----- Extracted information -----

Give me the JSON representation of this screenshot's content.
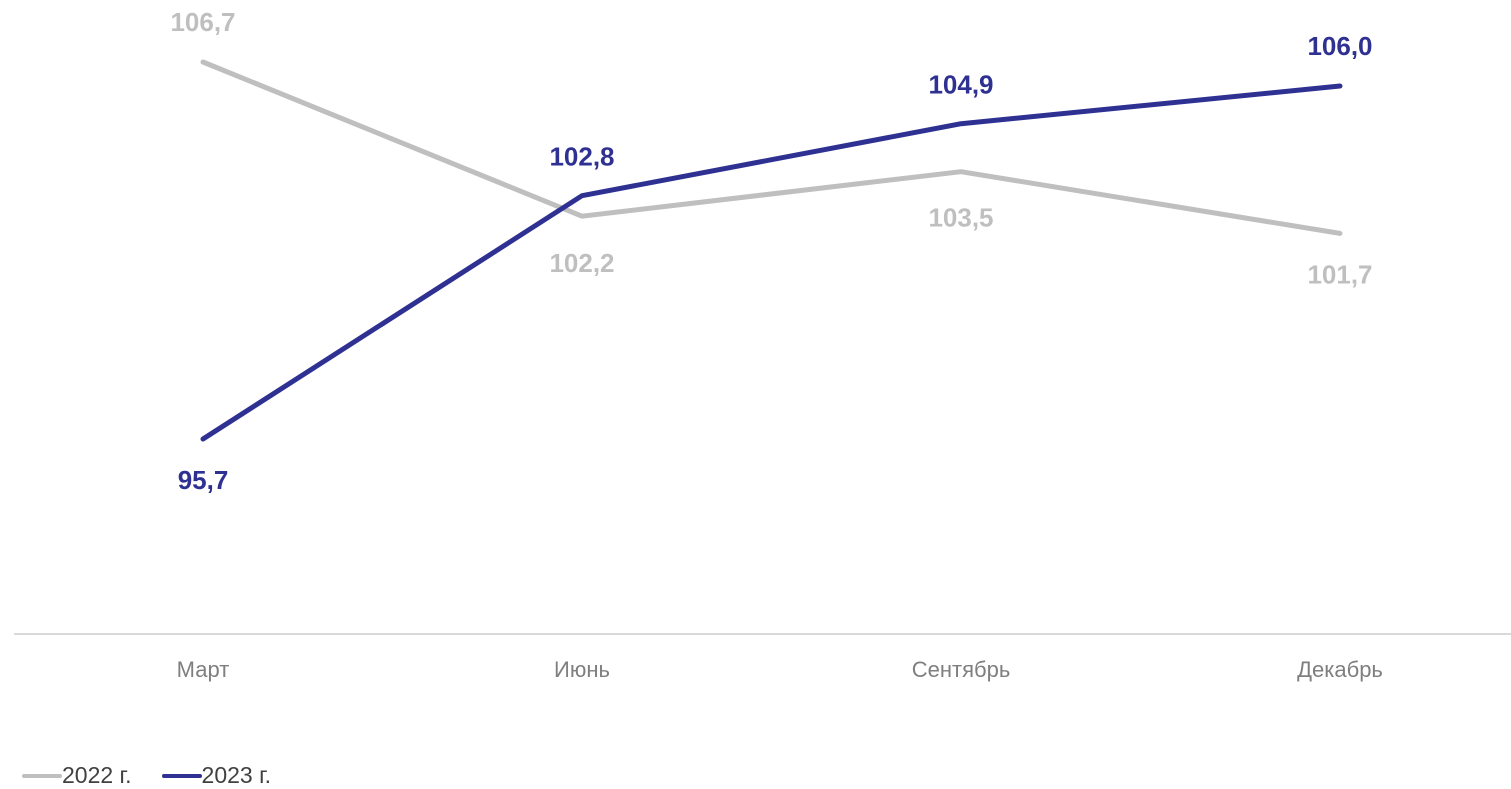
{
  "chart_data": {
    "type": "line",
    "categories": [
      "Март",
      "Июнь",
      "Сентябрь",
      "Декабрь"
    ],
    "series": [
      {
        "name": "2022 г.",
        "values": [
          106.7,
          102.2,
          103.5,
          101.7
        ],
        "labels": [
          "106,7",
          "102,2",
          "103,5",
          "101,7"
        ],
        "color": "#bfbfbf",
        "label_color": "#bfbfbf"
      },
      {
        "name": "2023 г.",
        "values": [
          95.7,
          102.8,
          104.9,
          106.0
        ],
        "labels": [
          "95,7",
          "102,8",
          "104,9",
          "106,0"
        ],
        "color": "#2e3192",
        "label_color": "#2e3192"
      }
    ],
    "title": "",
    "xlabel": "",
    "ylabel": "",
    "ylim": [
      90,
      108
    ],
    "grid": false,
    "legend_position": "bottom-left",
    "axis_color": "#d9d9d9"
  }
}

-----

● Short problem: Go through the entries above and print each one exactly, minus the pictures.

● Final answer:
Give me the JSON representation of this screenshot's content.
{
  "chart_data": {
    "type": "line",
    "categories": [
      "Март",
      "Июнь",
      "Сентябрь",
      "Декабрь"
    ],
    "series": [
      {
        "name": "2022 г.",
        "values": [
          106.7,
          102.2,
          103.5,
          101.7
        ],
        "labels": [
          "106,7",
          "102,2",
          "103,5",
          "101,7"
        ],
        "color": "#bfbfbf",
        "label_color": "#bfbfbf"
      },
      {
        "name": "2023 г.",
        "values": [
          95.7,
          102.8,
          104.9,
          106.0
        ],
        "labels": [
          "95,7",
          "102,8",
          "104,9",
          "106,0"
        ],
        "color": "#2e3192",
        "label_color": "#2e3192"
      }
    ],
    "title": "",
    "xlabel": "",
    "ylabel": "",
    "ylim": [
      90,
      108
    ],
    "grid": false,
    "legend_position": "bottom-left",
    "axis_color": "#d9d9d9"
  }
}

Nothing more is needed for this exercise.